▶ **AIM OF THE EXERCISE**: Where a line contains the string "Valves", copy that line.

• • • •

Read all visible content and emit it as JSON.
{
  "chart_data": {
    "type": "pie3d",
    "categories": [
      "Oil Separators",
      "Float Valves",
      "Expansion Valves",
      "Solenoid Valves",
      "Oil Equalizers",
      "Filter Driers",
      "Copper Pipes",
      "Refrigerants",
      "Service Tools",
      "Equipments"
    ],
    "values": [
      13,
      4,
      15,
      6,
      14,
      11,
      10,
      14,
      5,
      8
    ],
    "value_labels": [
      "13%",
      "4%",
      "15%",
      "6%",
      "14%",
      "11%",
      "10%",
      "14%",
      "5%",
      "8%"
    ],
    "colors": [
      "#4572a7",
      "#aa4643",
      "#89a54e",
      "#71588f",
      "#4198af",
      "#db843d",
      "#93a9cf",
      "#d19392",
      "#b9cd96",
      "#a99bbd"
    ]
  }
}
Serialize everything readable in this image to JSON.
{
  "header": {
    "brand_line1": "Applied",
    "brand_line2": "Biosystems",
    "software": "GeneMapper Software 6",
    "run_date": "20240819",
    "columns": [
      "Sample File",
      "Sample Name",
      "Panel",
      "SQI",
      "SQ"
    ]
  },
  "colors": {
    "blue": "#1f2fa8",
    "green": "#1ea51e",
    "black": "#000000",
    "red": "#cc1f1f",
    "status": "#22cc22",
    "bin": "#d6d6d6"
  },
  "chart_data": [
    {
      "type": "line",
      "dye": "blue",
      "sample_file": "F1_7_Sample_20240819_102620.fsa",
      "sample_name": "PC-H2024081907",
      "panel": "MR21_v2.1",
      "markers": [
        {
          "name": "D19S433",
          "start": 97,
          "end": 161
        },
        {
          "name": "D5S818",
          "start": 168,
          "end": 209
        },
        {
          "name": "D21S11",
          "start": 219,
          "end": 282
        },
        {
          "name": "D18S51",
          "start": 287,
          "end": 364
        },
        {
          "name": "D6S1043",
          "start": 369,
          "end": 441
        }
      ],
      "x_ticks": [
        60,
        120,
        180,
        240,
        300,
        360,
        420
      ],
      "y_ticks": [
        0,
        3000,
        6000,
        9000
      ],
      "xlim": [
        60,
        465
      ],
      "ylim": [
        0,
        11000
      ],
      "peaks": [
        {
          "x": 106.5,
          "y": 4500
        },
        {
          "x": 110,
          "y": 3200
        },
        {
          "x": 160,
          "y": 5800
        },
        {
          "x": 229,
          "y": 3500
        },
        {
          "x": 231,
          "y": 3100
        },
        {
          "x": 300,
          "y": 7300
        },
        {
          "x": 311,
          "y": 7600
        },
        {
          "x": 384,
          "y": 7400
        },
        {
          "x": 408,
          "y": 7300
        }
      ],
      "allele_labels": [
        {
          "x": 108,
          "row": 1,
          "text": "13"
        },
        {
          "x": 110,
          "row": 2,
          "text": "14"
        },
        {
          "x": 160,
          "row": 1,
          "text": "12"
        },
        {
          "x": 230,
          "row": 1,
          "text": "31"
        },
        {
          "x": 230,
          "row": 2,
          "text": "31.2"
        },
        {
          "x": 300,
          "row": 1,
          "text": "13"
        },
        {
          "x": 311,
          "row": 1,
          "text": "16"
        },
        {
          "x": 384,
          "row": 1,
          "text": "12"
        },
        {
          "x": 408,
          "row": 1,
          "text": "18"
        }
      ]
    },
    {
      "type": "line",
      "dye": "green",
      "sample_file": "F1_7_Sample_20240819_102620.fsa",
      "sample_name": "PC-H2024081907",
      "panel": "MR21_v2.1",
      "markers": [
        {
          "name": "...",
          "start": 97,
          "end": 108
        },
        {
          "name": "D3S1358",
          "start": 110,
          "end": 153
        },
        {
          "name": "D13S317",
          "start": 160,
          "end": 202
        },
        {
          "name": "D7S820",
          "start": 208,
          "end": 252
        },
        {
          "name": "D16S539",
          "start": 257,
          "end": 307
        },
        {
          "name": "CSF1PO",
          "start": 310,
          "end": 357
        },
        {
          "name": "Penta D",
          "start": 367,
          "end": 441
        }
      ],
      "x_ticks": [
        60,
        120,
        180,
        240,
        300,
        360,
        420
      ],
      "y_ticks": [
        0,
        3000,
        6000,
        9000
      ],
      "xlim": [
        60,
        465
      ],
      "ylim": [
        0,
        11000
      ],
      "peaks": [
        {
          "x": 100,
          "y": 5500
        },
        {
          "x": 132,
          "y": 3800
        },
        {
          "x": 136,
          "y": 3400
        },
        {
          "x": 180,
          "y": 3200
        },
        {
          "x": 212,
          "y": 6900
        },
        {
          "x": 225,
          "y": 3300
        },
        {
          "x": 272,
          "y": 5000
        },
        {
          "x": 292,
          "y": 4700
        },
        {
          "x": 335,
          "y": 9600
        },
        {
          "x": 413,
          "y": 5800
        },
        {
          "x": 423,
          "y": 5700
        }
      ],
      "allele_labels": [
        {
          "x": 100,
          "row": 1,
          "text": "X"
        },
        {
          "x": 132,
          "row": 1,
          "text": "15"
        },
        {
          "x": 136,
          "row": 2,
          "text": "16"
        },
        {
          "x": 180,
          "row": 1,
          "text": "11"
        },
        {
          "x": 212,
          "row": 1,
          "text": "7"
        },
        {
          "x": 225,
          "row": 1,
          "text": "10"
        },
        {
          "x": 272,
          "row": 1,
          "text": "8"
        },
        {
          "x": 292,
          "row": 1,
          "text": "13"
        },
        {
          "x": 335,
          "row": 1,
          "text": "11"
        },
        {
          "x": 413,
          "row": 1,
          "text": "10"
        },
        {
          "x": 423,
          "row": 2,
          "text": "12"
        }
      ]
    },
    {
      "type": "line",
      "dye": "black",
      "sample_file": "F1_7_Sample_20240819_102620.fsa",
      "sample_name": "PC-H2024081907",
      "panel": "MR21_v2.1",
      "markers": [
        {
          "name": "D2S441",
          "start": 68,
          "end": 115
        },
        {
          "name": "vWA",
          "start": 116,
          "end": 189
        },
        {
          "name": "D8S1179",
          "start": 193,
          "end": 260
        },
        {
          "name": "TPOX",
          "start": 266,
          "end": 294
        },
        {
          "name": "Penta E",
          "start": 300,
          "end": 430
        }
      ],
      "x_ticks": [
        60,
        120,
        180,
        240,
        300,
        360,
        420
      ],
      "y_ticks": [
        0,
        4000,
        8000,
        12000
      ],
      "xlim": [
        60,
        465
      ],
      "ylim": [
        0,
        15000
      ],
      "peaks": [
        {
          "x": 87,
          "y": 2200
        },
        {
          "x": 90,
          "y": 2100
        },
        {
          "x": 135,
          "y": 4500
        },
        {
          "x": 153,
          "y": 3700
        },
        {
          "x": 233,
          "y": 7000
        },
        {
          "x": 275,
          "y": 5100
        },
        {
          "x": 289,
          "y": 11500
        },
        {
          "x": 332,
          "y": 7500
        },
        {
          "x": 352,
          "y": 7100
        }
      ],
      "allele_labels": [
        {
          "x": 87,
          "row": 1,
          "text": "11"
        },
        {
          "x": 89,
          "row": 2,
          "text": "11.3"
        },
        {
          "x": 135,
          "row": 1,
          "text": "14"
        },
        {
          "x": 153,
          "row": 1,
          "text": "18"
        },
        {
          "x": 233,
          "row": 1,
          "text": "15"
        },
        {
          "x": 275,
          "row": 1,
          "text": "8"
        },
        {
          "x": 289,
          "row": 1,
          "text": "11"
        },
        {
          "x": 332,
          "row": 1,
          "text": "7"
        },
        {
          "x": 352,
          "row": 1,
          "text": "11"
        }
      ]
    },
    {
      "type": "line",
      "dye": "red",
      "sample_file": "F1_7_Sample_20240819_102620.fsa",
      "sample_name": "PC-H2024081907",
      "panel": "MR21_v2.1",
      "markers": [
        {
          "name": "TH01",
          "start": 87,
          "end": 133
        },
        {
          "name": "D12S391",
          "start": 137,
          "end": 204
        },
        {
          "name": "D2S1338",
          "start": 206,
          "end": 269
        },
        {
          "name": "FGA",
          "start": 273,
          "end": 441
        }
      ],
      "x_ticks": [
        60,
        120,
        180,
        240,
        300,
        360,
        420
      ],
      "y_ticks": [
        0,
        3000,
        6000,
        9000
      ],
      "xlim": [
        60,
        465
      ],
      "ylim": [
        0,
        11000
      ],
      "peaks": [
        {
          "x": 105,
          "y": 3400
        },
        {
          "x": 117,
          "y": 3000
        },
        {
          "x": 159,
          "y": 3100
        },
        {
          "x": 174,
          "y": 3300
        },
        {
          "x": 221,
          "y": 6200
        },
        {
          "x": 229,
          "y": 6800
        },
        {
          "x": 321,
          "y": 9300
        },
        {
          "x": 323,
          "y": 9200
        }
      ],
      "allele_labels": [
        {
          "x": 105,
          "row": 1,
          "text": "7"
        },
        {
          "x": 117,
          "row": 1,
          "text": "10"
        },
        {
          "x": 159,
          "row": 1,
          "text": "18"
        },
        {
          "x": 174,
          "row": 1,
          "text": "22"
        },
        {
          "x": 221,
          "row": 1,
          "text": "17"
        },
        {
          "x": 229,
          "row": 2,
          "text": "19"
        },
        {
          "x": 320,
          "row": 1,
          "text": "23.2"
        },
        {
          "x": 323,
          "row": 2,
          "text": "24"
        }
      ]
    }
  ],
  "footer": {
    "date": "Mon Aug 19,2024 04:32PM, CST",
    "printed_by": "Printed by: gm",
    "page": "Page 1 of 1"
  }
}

• • • •

▶ **EXERCISE SOLUTION**:
      "Float Valves",
      "Expansion Valves",
      "Solenoid Valves",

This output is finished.